Task objective » Identify each line in the records below that contains the word "音乐与舞蹈学", and copy it.

***** Available data

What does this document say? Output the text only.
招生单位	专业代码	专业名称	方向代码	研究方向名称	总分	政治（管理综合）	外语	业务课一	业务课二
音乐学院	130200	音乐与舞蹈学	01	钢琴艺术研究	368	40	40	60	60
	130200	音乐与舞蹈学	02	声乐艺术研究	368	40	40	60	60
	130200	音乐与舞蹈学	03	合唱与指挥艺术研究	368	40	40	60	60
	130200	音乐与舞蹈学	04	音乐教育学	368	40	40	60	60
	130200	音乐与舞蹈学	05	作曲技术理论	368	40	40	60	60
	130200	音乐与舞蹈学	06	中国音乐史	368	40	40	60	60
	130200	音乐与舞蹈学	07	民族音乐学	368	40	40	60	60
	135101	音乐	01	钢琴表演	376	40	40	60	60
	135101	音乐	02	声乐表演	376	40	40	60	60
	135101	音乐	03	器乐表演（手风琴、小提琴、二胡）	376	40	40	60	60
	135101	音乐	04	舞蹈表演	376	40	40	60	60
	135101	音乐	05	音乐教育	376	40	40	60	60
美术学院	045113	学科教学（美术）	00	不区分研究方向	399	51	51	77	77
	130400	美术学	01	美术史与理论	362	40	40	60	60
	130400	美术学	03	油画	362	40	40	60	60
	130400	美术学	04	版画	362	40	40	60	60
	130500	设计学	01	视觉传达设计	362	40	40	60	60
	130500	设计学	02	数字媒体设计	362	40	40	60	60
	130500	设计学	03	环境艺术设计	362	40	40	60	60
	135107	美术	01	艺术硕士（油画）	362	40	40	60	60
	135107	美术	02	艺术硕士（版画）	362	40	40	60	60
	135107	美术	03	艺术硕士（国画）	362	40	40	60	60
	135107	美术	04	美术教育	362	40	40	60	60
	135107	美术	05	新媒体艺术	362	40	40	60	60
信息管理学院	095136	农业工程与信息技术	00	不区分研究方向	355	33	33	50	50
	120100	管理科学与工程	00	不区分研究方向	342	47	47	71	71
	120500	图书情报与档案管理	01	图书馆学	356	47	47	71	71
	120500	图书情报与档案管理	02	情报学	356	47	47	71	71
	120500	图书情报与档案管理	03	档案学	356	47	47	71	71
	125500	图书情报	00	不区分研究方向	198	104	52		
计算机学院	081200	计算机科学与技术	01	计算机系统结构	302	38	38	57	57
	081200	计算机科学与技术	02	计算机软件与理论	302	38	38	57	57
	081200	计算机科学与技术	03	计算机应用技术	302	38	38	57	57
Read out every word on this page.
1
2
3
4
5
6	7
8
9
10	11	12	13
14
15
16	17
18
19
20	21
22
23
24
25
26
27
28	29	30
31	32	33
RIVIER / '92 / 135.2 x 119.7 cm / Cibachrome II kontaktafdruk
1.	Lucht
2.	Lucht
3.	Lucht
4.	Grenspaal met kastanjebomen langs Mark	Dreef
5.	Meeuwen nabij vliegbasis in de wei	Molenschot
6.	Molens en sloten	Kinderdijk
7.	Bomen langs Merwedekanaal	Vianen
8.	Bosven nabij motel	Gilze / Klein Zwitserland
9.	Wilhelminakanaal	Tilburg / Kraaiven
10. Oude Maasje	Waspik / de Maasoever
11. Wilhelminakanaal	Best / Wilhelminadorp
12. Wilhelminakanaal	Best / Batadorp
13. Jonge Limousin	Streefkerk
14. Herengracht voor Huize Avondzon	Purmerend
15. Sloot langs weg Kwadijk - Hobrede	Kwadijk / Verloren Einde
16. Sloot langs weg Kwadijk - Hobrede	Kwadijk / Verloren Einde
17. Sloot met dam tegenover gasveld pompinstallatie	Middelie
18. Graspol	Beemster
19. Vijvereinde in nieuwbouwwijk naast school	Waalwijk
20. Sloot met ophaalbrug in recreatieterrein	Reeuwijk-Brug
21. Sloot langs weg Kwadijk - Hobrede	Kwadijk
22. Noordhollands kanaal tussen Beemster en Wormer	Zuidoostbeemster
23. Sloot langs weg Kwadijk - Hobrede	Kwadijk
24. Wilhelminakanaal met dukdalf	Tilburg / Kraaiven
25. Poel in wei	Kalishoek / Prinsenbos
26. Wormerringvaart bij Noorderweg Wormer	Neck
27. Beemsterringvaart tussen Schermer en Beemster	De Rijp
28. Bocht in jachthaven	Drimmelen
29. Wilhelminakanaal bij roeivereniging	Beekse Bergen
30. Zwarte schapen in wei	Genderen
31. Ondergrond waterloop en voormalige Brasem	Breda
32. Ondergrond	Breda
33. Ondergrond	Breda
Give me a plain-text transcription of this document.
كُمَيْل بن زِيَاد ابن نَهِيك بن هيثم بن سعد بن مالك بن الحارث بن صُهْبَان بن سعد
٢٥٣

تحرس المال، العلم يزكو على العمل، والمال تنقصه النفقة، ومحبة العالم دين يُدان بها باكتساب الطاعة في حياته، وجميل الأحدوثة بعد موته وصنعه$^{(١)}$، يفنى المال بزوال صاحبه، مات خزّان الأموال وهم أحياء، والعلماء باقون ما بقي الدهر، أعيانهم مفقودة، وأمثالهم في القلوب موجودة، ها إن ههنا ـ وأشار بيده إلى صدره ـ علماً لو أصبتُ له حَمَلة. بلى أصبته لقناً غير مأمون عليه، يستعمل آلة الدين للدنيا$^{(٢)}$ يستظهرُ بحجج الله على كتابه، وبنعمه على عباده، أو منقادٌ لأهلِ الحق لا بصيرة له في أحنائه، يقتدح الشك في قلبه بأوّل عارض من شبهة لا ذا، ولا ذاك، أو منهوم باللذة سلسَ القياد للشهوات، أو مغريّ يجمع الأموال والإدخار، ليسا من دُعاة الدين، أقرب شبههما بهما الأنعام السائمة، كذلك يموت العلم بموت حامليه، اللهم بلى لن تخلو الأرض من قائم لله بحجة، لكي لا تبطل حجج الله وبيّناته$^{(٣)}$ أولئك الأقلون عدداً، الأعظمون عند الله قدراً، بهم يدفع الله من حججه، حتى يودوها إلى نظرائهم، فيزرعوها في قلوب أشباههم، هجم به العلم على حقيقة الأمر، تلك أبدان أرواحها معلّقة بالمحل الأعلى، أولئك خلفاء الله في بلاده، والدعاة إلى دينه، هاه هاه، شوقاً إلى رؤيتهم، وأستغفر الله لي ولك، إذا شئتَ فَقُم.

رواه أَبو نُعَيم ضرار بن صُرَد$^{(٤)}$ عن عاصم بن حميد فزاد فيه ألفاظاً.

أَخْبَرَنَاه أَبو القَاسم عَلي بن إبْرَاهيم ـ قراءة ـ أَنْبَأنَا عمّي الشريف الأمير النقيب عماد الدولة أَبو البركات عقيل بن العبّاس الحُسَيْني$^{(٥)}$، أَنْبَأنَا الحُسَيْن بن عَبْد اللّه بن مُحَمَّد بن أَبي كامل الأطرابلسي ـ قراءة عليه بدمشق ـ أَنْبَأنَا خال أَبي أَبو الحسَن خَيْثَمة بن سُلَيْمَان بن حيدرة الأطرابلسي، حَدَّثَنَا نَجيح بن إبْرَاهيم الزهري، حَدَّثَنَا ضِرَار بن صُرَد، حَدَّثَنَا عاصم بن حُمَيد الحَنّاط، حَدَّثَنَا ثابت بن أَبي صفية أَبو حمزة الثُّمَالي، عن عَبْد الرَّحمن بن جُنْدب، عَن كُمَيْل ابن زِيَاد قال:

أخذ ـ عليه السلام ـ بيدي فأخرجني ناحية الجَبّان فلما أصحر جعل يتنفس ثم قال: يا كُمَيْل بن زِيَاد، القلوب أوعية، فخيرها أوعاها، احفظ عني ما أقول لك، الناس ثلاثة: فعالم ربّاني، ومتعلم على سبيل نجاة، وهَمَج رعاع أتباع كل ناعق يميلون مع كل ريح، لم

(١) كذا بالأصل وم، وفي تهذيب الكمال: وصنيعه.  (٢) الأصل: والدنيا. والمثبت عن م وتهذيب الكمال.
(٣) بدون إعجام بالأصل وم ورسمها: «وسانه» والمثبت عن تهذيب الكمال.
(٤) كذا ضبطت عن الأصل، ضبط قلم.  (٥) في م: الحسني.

**********

Output for this exercise »
音乐学院	130200	音乐与舞蹈学	01	钢琴艺术研究	368	40	40	60	60
	130200	音乐与舞蹈学	02	声乐艺术研究	368	40	40	60	60
	130200	音乐与舞蹈学	03	合唱与指挥艺术研究	368	40	40	60	60
	130200	音乐与舞蹈学	04	音乐教育学	368	40	40	60	60
	130200	音乐与舞蹈学	05	作曲技术理论	368	40	40	60	60
	130200	音乐与舞蹈学	06	中国音乐史	368	40	40	60	60
	130200	音乐与舞蹈学	07	民族音乐学	368	40	40	60	60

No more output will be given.